START Records provided

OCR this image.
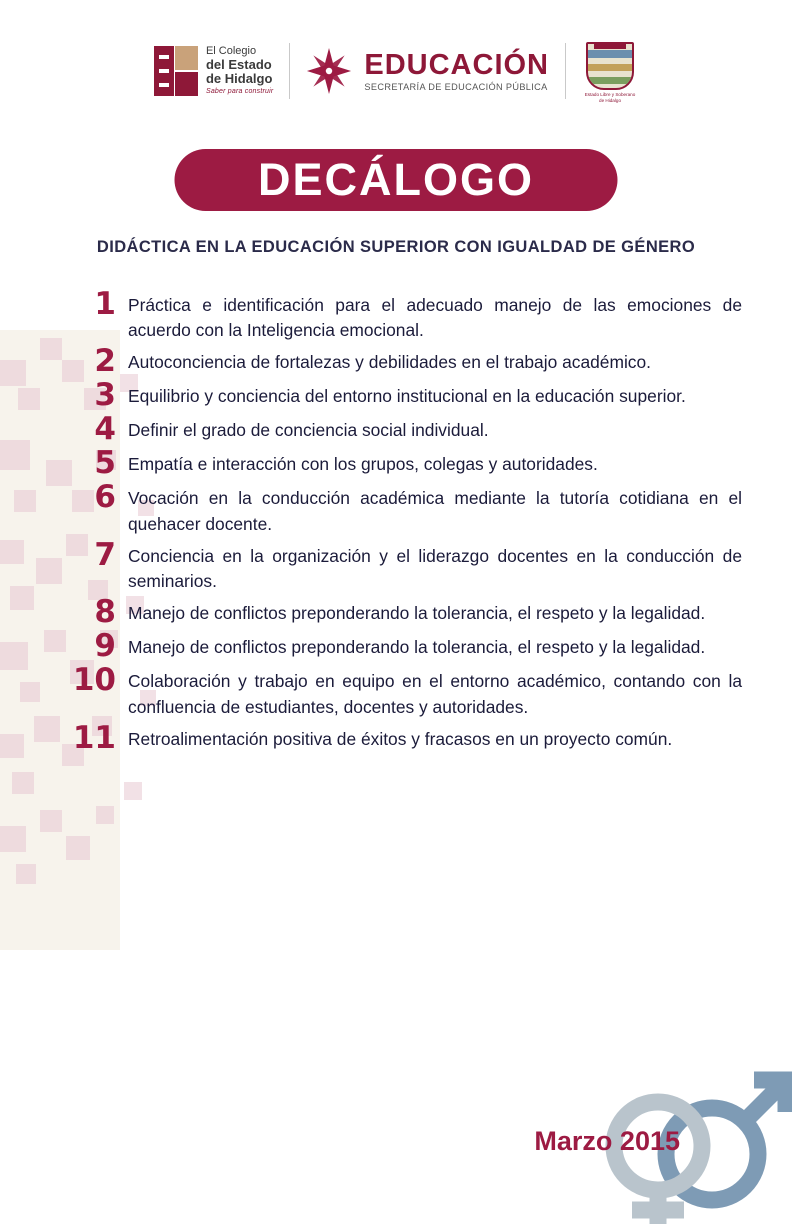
El Colegio
del Estado
de Hidalgo
Saber para construir
EDUCACIÓN
SECRETARÍA DE EDUCACIÓN PÚBLICA
Estado Libre y Soberano de Hidalgo
DECÁLOGO
DIDÁCTICA EN LA EDUCACIÓN SUPERIOR CON IGUALDAD DE GÉNERO
1 Práctica e identificación para el adecuado manejo de las emociones de acuerdo con la Inteligencia emocional.
2 Autoconciencia de fortalezas y debilidades en el trabajo académico.
3 Equilibrio y conciencia del entorno institucional en la educación superior.
4 Definir el grado de conciencia social individual.
5 Empatía e interacción con los grupos, colegas y autoridades.
6 Vocación en la conducción académica mediante la tutoría cotidiana en el quehacer docente.
7 Conciencia en la organización y el liderazgo docentes en la conducción de seminarios.
8 Manejo de conflictos preponderando la tolerancia, el respeto y la legalidad.
9 Manejo de conflictos preponderando la tolerancia, el respeto y la legalidad.
10 Colaboración y trabajo en equipo en el entorno académico, contando con la confluencia de estudiantes, docentes y autoridades.
11 Retroalimentación positiva de éxitos y fracasos en un proyecto común.
Marzo 2015
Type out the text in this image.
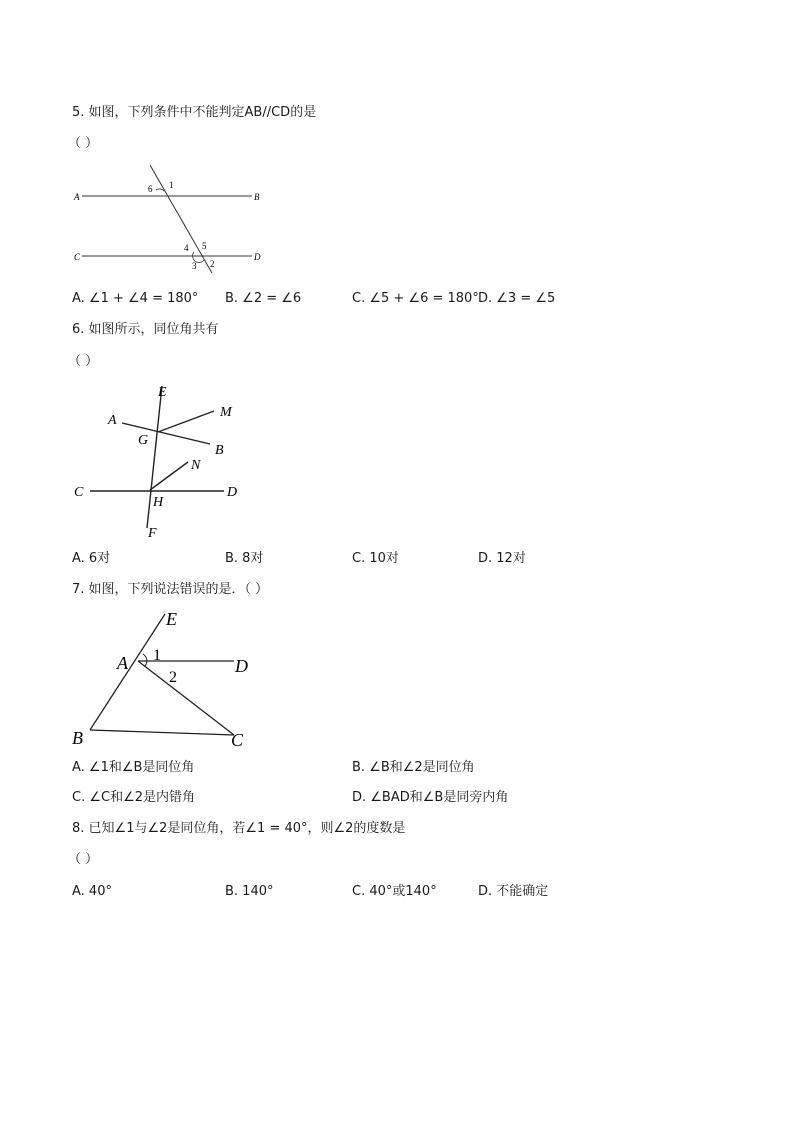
5. 如图，下列条件中不能判定AB//CD的是
（ ）
A	B
C	D
1
6
4 5
3 2
A. ∠1 + ∠4 = 180° B. ∠2 = ∠6	C. ∠5 + ∠6 = 180° D. ∠3 = ∠5
6. 如图所示，同位角共有
（ ）
E
A
M
G
B
N
C	D
H
F
A. 6对	B. 8对	C. 10对	D. 12对
7. 如图，下列说法错误的是．（ ）
E
A	D
1
2
B	C
A. ∠1和∠B是同位角	B. ∠B和∠2是同位角
C. ∠C和∠2是内错角	D. ∠BAD和∠B是同旁内角
8. 已知∠1与∠2是同位角，若∠1 = 40°，则∠2的度数是
（ ）
A. 40°	B. 140°	C. 40°或140°	D. 不能确定
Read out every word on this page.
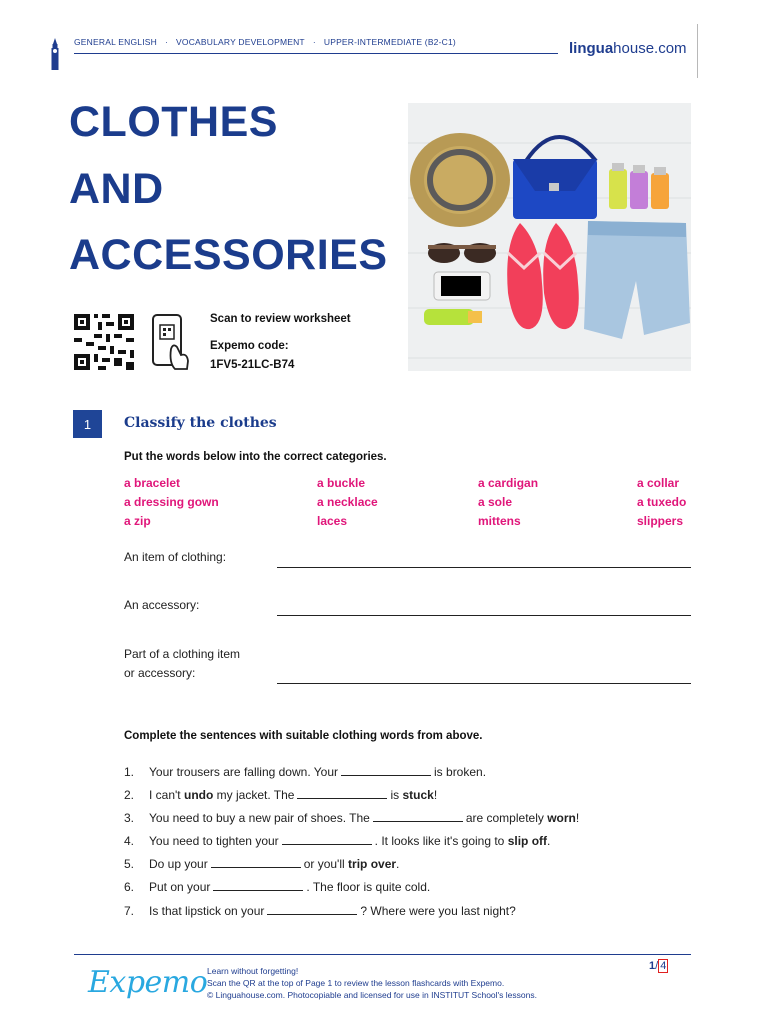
GENERAL ENGLISH · VOCABULARY DEVELOPMENT · UPPER-INTERMEDIATE (B2-C1)	linguahouse.com
CLOTHES
AND
ACCESSORIES
Scan to review worksheet
Expemo code:
1FV5-21LC-B74
1	Classify the clothes
Put the words below into the correct categories.
a bracelet	a buckle	a cardigan	a collar
a dressing gown	a necklace	a sole	a tuxedo
a zip	laces	mittens	slippers
An item of clothing:
An accessory:
Part of a clothing item
or accessory:
Complete the sentences with suitable clothing words from above.
1. Your trousers are falling down. Your	is broken.
2. I can't undo my jacket. The	is stuck!
3. You need to buy a new pair of shoes. The	are completely worn!
4. You need to tighten your	. It looks like it's going to slip off.
5. Do up your	or you'll trip over.
6. Put on your	. The floor is quite cold.
7. Is that lipstick on your	? Where were you last night?
Expemo Learn without forgetting!
Scan the QR at the top of Page 1 to review the lesson flashcards with Expemo.
© Linguahouse.com. Photocopiable and licensed for use in INSTITUT School's lessons.
1/ 4
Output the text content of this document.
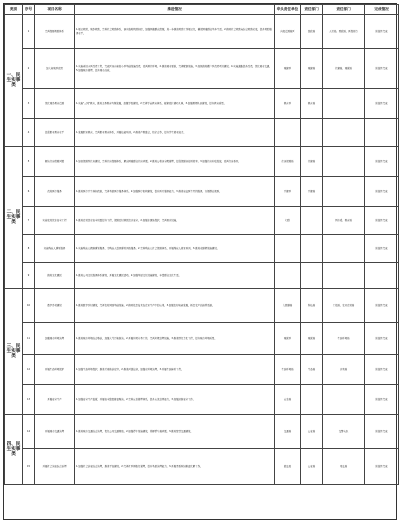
类别	序号	项目名称	推进情况	牵头责任单位	责任部门	责任部门	完成情况
一、民生实事类	1	完善保障救助体系	1.规范救助，城乡救助，完善社会救助体系，落实临时救助制度，加强困难群众保障，进一步推进救助工作规范化，确保困难群众基本生活。2.推动社会救助向综合救助转变，提升救助服务水平。	自然资源局区	民政局	人社局、财政局、医保局等	阶段性完成
	2	加大老城区改造	1.实施老旧小区改造工程，完成区域内老旧小区基础设施改造，改善居住环境。2.推进城市更新，完善配套设施。3.加快推进棚户区改造项目建设。4.实施道路提升改造，优化城市交通。5.加强城市管理，提升城市品质。	城建区	城建局	住建局、城管局	阶段性完成
	3	优化城乡教育资源	1.实施"三同"教育，推进义务教育均衡发展，加强学校建设。2.完善学前教育体系，新建改扩建幼儿园。3.加强教师队伍建设，提升教育质量。	教育区	教育局		阶段性完成
	4	提高职业教育水平	1.发展职业教育，完善职业教育体系，开展技能培训。2.推进产教融合，校企合作，提升学生就业能力。				
二、民生实事类	5	解决住房保障问题	1.加快保障性住房建设，完善住房保障体系，解决困难群众住房问题。2.推进公租房分配管理，提高保障房使用效率。3.加强住房补贴发放，改善住房条件。	住房保障局	住建局		阶段性完成
	6	改进医疗服务	1.推进医疗卫生体制改革，完善基层医疗服务体系。2.加强医疗机构建设，提升医疗服务能力。3.推进家庭医生签约服务，方便群众就医。	卫健区	卫健局		阶段性完成
	7	实施农村饮水安全工程	1.推进农村饮水安全巩固提升工程，保障农村居民饮水安全。2.加强水源地保护，完善供水设施。	妇联		团市委、教育局	阶段性完成
	8	实施残疾人康复服务	1.实施残疾人精准康复服务，为残疾人提供康复训练服务。2.完善残疾人社会保障体系，开展残疾人就业培训。3.推进无障碍设施建设。				阶段性完成
	9	推进文化惠民	1.推进公共文化服务体系建设，开展文化惠民活动。2.加强基层文化设施建设，丰富群众文化生活。				
三、民生实事类	10	数字乡村建设	1.推进数字乡村建设，完善农村网络基础设施。2.推动信息技术在农业生产中的应用。3.加强农村电商发展，拓宽农产品销售渠道。	大数据局	科技局	工信局、农业农村局	阶段性完成
	11	加强城市环境治理	1.推进城市环境综合整治，加强大气污染防治。2.开展垃圾分类工作，完善垃圾处理设施。3.推进绿化美化工程，提升城市环境质量。	城管区	城管局	生态环境局	阶段性完成
	12	开展生态环境保护	1.加强生态环境保护，推进污染防治攻坚。2.推进河湖长制，加强水环境治理。3.开展生态修复工程。	生态环境局	生态局	水利局	阶段性完成
	13	开展安全生产	1.加强安全生产监管，开展安全隐患排查整治。2.完善应急管理体系，提升应急处置能力。3.加强消防安全工作。	应急局			阶段性完成
四、民生实事类	14	开展城市交通治理	1.推进城市交通综合治理，优化公共交通网络。2.加强停车设施建设，缓解停车难问题。3.推进智慧交通建设。	交通局	公安局	交警支队	阶段性完成
	15	开展社会治安综合治理	1.加强社会治安综合治理，推进平安建设。2.完善社区网格化管理，提升基层治理能力。3.开展矛盾纠纷排查化解工作。	政法委	公安局	司法局	阶段性完成
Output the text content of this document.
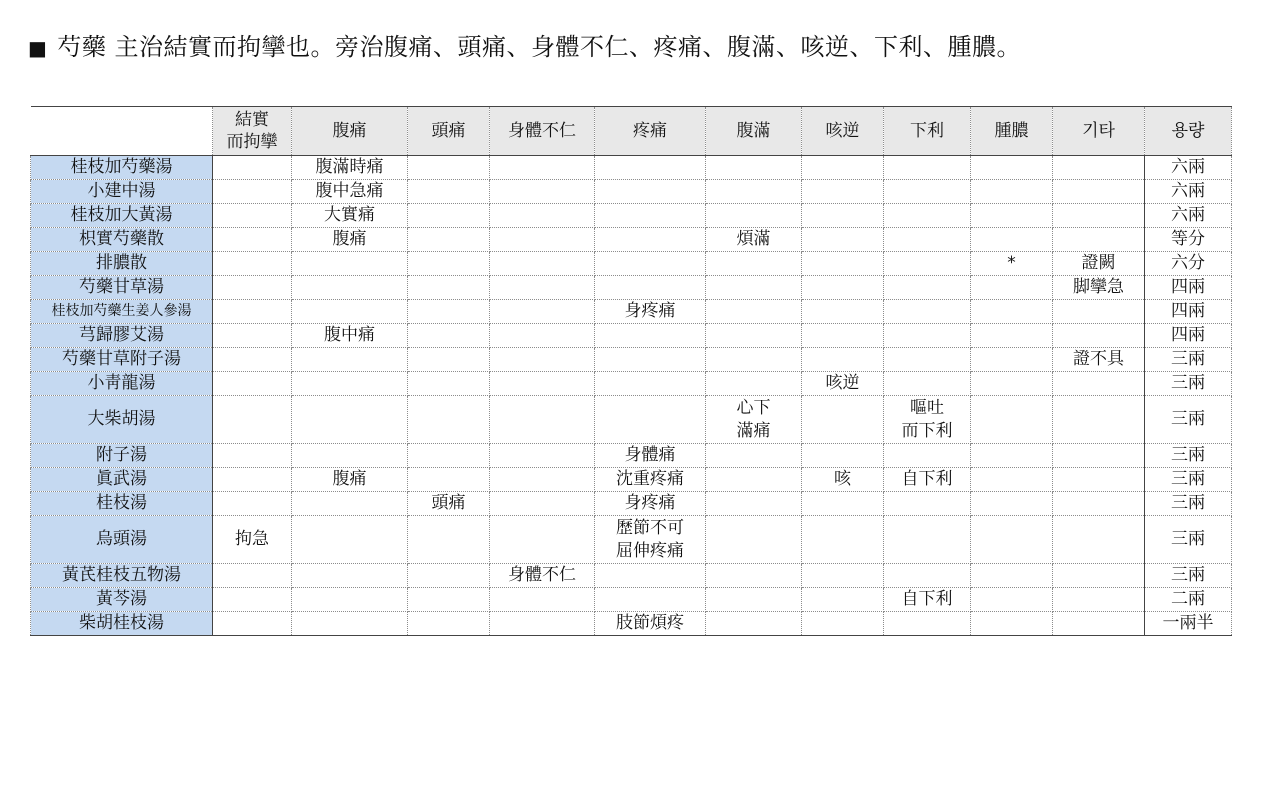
■ 芍藥 主治結實而拘攣也。旁治腹痛、頭痛、身體不仁、疼痛、腹滿、咳逆、下利、腫膿。
	結實
而拘攣	腹痛	頭痛	身體不仁	疼痛	腹滿	咳逆	下利	腫膿	기타	용량
桂枝加芍藥湯		腹滿時痛									六兩
小建中湯		腹中急痛									六兩
桂枝加大黃湯		大實痛									六兩
枳實芍藥散		腹痛				煩滿					等分
排膿散									*	證闕	六分
芍藥甘草湯										脚攣急	四兩
桂枝加芍藥生姜人參湯					身疼痛						四兩
芎歸膠艾湯		腹中痛									四兩
芍藥甘草附子湯										證不具	三兩
小靑龍湯							咳逆				三兩
大柴胡湯						心下
滿痛		嘔吐
而下利			三兩
附子湯					身體痛						三兩
眞武湯		腹痛			沈重疼痛		咳	自下利			三兩
桂枝湯			頭痛		身疼痛						三兩
烏頭湯	拘急				歷節不可
屈伸疼痛						三兩
黃芪桂枝五物湯				身體不仁							三兩
黃芩湯								自下利			二兩
柴胡桂枝湯					肢節煩疼						一兩半
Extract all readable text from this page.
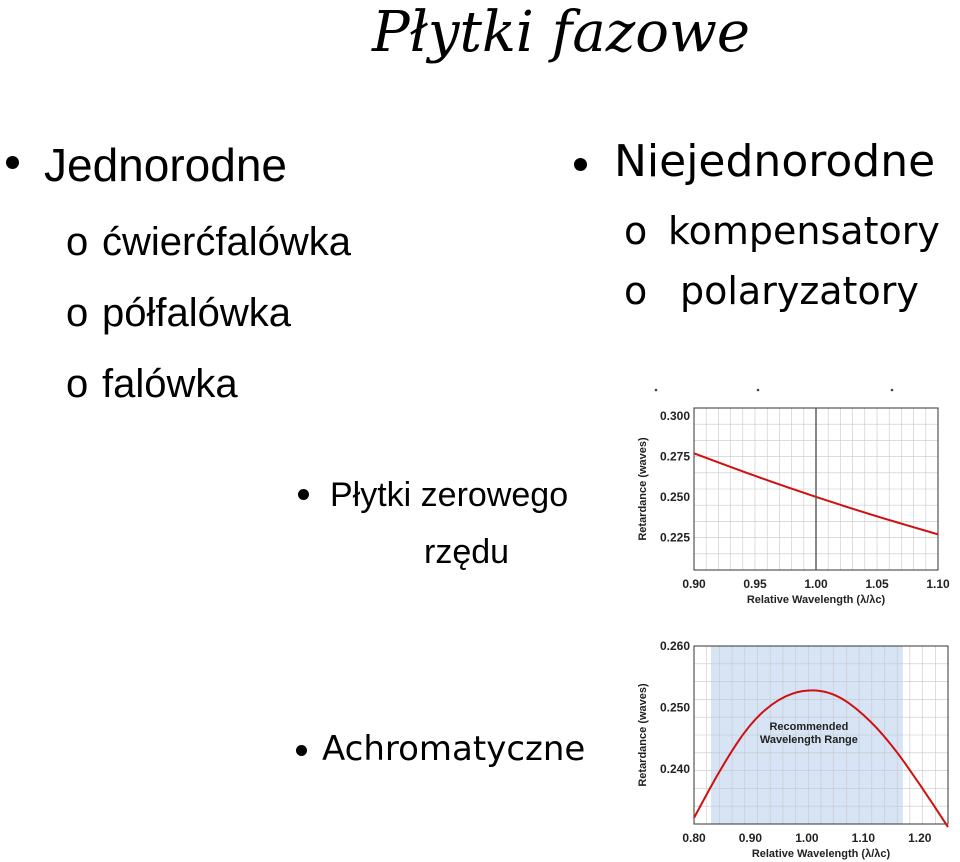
Płytki fazowe
Jednorodne
o ćwierćfalówka
o półfalówka
o falówka
Niejednorodne
o kompensatory
o polaryzatory
Płytki zerowego
rzędu
Achromatyczne
0.90	0.95	1.00	1.05	1.10
0.300
0.275
0.250
0.225
Relative Wavelength (λ/λc)
Retardance (waves)
0.80	0.90	1.00	1.10	1.20
0.260
0.250
0.240
Relative Wavelength (λ/λc)
Retardance (waves)	Recommended
Wavelength Range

END Records provided

• **What the task asks**: Using the records above, pull out each line where the word "entorno" occurs.

• **Answer to this exercise**:
3 Equilibrio y conciencia del entorno institucional en la educación superior.
10 Colaboración y trabajo en equipo en el entorno académico, contando con la confluencia de estudiantes, docentes y autoridades.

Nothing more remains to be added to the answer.